▶ [EXERCISE BRIEF]:
The exercise asks you to copy every line below in which "place" appears.

▶ [ENTRIES]:
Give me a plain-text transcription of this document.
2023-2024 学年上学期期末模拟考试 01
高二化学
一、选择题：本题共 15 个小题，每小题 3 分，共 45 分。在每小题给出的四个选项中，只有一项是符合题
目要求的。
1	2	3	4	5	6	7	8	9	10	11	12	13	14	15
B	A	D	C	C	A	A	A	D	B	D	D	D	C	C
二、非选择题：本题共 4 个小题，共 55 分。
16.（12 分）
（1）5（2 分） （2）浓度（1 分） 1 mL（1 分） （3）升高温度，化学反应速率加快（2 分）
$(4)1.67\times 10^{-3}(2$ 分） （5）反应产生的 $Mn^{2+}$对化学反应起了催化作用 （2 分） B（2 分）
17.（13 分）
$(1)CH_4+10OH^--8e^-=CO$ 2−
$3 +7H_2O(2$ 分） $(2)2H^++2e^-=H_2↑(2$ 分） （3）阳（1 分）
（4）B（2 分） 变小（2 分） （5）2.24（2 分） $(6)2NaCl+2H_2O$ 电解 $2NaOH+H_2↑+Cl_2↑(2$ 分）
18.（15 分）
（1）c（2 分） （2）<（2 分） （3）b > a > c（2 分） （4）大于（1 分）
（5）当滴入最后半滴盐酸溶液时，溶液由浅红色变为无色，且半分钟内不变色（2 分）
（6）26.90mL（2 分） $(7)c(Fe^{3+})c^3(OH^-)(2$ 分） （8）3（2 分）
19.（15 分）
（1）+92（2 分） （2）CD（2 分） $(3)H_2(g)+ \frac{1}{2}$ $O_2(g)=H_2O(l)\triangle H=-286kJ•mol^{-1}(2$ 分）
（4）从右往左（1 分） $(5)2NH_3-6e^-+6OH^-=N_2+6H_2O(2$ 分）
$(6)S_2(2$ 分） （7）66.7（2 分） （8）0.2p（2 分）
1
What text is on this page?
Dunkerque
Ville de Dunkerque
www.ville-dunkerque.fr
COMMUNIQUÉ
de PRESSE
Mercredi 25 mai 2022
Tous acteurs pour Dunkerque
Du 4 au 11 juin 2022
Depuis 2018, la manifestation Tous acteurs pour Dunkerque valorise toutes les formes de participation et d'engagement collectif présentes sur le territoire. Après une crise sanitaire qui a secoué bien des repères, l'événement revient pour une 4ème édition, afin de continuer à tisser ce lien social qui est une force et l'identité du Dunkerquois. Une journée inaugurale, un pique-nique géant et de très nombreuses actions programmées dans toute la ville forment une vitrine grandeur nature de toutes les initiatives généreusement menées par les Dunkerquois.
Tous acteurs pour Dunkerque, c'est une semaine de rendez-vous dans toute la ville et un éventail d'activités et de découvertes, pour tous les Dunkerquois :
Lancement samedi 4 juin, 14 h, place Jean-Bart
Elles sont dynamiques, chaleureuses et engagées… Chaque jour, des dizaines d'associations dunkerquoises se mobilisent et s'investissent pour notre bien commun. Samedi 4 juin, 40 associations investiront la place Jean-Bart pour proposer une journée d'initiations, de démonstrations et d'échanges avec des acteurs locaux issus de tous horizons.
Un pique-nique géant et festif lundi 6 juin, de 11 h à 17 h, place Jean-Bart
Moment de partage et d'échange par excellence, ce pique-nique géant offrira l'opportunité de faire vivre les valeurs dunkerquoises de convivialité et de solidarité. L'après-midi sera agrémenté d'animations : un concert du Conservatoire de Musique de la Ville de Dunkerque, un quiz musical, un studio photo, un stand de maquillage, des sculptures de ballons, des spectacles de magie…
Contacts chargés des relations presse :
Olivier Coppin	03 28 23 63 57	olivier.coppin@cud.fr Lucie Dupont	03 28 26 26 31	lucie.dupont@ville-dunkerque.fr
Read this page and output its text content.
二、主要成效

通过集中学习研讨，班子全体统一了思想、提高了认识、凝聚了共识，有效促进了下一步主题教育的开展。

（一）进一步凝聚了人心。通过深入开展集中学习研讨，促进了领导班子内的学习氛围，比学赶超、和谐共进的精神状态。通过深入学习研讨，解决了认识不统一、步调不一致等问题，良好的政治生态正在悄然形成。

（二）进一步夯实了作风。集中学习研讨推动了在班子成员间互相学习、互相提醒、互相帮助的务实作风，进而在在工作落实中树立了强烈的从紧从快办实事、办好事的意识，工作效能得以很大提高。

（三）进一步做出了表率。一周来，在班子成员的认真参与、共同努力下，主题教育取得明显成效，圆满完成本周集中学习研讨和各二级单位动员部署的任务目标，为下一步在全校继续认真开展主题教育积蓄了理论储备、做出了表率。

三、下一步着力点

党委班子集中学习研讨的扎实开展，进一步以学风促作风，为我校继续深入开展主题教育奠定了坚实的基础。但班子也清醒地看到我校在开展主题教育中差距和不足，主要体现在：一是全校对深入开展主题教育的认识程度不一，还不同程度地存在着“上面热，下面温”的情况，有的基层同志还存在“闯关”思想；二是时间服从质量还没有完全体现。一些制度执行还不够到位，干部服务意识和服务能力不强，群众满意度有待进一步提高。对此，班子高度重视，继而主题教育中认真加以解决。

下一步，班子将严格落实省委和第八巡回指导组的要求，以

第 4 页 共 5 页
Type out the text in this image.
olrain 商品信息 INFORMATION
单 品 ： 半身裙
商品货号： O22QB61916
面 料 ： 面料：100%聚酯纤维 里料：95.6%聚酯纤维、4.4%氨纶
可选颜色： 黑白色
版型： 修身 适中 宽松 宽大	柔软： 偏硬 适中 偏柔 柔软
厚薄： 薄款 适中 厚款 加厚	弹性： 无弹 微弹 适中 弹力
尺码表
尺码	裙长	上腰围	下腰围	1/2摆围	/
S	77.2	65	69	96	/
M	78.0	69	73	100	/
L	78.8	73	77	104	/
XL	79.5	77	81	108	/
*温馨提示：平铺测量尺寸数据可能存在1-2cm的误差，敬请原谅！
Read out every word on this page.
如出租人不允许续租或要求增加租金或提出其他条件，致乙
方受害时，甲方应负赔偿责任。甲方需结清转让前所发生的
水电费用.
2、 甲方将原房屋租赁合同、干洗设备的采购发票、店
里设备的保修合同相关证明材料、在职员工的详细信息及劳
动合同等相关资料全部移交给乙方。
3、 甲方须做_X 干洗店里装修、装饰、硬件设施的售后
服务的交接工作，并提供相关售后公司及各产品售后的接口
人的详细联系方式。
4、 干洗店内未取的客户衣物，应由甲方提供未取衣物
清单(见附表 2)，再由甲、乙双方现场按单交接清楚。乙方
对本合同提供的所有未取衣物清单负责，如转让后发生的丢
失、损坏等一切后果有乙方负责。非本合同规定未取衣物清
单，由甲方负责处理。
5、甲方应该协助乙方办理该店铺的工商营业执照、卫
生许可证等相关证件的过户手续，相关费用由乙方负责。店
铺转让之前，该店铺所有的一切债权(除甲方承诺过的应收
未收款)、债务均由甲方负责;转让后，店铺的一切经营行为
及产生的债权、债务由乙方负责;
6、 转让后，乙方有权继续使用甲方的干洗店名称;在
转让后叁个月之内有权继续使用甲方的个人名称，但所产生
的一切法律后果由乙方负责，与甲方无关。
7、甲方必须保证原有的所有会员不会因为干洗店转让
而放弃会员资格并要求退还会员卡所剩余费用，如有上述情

▶ [TASK ANSWER]:
Lancement samedi 4 juin, 14 h, place Jean-Bart
Elles sont dynamiques, chaleureuses et engagées… Chaque jour, des dizaines d'associations dunkerquoises se mobilisent et s'investissent pour notre bien commun. Samedi 4 juin, 40 associations investiront la place Jean-Bart pour proposer une journée d'initiations, de démonstrations et d'échanges avec des acteurs locaux issus de tous horizons.
Un pique-nique géant et festif lundi 6 juin, de 11 h à 17 h, place Jean-Bart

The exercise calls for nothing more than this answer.